BEGIN GIVEN RECORDS

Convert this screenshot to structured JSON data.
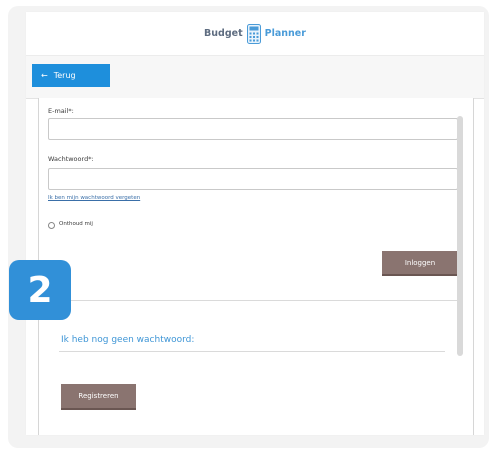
{
  "header": {
    "logo_word_1": "Budget",
    "logo_word_2": "Planner"
  },
  "toolbar": {
    "back_label": "Terug"
  },
  "form": {
    "email_label": "E-mail*:",
    "email_value": "",
    "password_label": "Wachtwoord*:",
    "password_value": "",
    "forgot_link": "Ik ben mijn wachtwoord vergeten",
    "remember_label": "Onthoud mij",
    "login_button": "Inloggen"
  },
  "register": {
    "title": "Ik heb nog geen wachtwoord:",
    "button": "Registreren"
  },
  "badge": {
    "step": "2"
  },
  "colors": {
    "accent_blue": "#1e8fdc",
    "button_brown": "#8a7470",
    "title_blue": "#3f96d6"
  }
}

END GIVEN RECORDS

CHALLENGE →
Copy the material above in full and exactly, skipping pictures.

SOLUTION FOR THIS EXERCISE →
Convert this screenshot to structured JSON data.
{
  "header": {
    "logo_word_1": "Budget",
    "logo_word_2": "Planner"
  },
  "toolbar": {
    "back_label": "Terug"
  },
  "form": {
    "email_label": "E-mail*:",
    "email_value": "",
    "password_label": "Wachtwoord*:",
    "password_value": "",
    "forgot_link": "Ik ben mijn wachtwoord vergeten",
    "remember_label": "Onthoud mij",
    "login_button": "Inloggen"
  },
  "register": {
    "title": "Ik heb nog geen wachtwoord:",
    "button": "Registreren"
  },
  "badge": {
    "step": "2"
  },
  "colors": {
    "accent_blue": "#1e8fdc",
    "button_brown": "#8a7470",
    "title_blue": "#3f96d6"
  }
}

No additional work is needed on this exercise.